- MATERIAL FOR THE TASK:
########
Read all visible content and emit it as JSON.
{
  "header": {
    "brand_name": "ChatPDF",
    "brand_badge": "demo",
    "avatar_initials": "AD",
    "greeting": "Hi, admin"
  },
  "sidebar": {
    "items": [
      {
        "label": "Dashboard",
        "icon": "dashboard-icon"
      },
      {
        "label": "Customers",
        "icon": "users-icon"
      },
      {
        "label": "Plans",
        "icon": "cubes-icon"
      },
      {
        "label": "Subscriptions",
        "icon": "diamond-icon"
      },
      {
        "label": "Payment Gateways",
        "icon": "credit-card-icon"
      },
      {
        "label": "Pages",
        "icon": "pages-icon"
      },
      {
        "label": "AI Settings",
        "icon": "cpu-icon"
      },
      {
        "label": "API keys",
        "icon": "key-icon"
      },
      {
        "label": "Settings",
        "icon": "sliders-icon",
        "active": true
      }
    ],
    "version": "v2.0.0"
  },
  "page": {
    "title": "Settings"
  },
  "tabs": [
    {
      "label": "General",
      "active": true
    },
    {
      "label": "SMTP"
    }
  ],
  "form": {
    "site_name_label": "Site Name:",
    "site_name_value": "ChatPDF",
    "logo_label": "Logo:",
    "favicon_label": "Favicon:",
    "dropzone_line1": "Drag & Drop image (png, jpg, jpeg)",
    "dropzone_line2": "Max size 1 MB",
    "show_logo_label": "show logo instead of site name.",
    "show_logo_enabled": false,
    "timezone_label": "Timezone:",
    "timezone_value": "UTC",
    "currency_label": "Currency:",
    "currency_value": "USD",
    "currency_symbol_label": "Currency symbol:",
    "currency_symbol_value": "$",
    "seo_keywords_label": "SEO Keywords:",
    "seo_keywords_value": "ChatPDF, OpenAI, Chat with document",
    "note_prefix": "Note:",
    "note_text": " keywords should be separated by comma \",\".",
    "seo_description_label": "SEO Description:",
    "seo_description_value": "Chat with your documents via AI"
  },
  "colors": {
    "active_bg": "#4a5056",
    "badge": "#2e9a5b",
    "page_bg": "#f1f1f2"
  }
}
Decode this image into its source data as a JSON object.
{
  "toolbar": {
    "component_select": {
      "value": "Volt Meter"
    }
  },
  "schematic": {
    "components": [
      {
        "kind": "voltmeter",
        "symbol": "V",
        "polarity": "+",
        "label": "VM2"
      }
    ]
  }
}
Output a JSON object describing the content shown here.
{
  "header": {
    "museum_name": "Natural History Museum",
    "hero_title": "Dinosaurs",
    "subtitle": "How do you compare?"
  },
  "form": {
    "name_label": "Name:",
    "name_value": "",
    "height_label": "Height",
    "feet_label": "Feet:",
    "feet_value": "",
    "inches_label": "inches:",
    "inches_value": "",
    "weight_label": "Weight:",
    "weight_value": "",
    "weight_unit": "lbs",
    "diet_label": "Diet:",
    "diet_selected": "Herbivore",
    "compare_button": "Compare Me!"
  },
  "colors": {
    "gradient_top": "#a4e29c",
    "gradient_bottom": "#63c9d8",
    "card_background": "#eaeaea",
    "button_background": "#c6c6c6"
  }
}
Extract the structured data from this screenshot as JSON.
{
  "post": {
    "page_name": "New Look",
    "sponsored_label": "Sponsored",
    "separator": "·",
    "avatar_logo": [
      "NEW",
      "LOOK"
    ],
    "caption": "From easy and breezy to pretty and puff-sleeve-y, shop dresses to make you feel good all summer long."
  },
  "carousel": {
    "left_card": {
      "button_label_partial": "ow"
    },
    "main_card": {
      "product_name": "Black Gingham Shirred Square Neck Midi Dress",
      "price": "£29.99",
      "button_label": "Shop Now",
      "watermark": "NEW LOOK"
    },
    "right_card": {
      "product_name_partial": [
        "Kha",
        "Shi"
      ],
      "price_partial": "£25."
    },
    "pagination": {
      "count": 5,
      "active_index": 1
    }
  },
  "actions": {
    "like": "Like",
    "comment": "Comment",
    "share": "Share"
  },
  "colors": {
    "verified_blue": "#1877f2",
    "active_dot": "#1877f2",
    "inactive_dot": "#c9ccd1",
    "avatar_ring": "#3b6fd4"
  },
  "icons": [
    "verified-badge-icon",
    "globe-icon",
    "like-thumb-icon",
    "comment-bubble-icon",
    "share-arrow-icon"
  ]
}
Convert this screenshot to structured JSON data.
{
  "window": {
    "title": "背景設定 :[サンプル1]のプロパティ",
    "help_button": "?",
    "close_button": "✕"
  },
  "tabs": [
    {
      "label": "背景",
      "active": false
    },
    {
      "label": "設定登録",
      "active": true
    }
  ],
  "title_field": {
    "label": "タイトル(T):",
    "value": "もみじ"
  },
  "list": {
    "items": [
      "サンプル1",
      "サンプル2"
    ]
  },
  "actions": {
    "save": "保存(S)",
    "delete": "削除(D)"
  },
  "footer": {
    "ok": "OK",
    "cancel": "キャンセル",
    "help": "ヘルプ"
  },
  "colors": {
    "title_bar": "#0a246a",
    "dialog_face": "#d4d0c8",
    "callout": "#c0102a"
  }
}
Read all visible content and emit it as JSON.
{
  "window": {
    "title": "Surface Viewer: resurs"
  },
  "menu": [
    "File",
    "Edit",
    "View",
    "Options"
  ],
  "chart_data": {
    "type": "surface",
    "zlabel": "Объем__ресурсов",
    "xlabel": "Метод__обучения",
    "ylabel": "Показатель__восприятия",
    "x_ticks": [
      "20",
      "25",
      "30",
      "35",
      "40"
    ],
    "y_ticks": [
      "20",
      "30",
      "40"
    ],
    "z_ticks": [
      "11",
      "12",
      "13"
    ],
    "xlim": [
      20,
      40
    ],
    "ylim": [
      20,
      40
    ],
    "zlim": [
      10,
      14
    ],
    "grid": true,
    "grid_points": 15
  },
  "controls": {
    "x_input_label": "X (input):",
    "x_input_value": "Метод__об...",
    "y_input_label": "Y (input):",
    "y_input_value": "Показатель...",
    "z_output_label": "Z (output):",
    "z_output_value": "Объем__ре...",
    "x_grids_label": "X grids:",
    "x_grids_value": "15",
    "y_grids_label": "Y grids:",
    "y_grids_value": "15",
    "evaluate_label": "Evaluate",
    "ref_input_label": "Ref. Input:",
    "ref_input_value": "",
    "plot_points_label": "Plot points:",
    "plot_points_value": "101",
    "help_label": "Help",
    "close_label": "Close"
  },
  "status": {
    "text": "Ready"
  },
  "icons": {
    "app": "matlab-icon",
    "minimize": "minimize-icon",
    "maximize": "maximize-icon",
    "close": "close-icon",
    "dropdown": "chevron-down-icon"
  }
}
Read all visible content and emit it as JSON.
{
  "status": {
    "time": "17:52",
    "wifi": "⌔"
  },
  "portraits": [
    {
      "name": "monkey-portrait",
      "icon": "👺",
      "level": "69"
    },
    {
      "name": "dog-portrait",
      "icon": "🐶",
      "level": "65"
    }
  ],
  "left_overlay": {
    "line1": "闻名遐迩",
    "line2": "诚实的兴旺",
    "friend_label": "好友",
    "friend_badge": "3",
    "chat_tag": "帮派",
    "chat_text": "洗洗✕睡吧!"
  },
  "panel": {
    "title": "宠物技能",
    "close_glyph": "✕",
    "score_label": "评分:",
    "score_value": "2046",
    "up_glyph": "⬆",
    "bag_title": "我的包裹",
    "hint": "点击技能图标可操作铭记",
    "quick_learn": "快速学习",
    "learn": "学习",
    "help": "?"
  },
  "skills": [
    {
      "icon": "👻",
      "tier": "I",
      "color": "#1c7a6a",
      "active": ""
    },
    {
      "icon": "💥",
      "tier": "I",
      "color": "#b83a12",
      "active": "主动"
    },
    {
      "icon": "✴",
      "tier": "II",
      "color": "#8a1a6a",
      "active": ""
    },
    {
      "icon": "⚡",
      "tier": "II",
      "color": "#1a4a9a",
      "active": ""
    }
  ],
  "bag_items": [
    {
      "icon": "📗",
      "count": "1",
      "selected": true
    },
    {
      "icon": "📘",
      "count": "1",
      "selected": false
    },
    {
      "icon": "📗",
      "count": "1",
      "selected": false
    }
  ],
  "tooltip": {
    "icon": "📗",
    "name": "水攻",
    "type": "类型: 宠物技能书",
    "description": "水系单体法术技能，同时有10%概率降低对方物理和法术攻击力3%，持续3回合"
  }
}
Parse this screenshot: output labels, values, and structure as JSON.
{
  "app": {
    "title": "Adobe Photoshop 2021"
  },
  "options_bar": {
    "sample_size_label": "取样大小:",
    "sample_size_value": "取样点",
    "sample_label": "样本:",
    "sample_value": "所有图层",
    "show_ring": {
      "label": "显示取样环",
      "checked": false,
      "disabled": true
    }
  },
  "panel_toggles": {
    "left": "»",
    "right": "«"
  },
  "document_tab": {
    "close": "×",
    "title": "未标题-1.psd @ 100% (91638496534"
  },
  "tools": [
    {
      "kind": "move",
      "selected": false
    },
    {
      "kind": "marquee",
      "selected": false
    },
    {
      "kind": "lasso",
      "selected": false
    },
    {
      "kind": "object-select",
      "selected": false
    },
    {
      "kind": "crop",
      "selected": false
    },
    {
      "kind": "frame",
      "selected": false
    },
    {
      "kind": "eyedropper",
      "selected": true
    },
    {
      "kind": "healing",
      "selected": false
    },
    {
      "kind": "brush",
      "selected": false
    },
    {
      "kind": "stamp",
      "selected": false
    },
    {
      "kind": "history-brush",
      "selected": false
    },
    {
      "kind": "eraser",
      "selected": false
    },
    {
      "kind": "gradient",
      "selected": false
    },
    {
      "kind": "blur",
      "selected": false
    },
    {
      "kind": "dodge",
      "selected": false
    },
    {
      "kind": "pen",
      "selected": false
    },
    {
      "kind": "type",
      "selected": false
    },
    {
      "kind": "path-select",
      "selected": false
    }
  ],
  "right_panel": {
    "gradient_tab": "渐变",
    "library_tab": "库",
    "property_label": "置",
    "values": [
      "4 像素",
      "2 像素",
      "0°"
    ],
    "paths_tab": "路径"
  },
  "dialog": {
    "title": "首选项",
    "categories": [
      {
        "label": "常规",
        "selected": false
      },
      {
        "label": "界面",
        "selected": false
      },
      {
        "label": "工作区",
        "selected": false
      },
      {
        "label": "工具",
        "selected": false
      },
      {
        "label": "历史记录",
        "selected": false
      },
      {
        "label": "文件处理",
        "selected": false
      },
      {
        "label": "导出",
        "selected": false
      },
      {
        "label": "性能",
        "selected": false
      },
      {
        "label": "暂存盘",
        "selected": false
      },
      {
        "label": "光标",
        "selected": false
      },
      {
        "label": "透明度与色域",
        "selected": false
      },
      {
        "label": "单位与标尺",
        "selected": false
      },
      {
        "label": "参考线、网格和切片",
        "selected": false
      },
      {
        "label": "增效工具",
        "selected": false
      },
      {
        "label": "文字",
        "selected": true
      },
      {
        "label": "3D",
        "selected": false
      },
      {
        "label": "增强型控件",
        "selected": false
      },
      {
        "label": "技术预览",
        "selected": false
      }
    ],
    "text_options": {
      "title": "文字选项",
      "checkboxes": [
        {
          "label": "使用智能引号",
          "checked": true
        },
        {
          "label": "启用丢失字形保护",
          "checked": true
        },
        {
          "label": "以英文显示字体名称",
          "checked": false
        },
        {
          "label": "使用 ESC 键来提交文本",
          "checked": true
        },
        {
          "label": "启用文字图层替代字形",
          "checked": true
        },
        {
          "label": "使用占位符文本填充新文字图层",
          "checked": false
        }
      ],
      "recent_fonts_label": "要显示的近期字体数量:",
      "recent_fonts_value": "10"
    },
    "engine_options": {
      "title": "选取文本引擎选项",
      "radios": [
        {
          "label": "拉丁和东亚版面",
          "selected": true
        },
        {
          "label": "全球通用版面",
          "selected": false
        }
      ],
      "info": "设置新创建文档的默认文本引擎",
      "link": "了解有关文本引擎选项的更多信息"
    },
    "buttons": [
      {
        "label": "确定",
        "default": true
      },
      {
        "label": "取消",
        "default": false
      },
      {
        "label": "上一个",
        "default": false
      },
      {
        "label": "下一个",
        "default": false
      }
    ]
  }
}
########
- EXERCISE REQUIREMENTS:
Where a line holds "image", copy it out.

- COMPLETED TASK:
    "dropzone_line1": "Drag & Drop image (png, jpg, jpeg)",
Decode this image into its source data as a JSON object.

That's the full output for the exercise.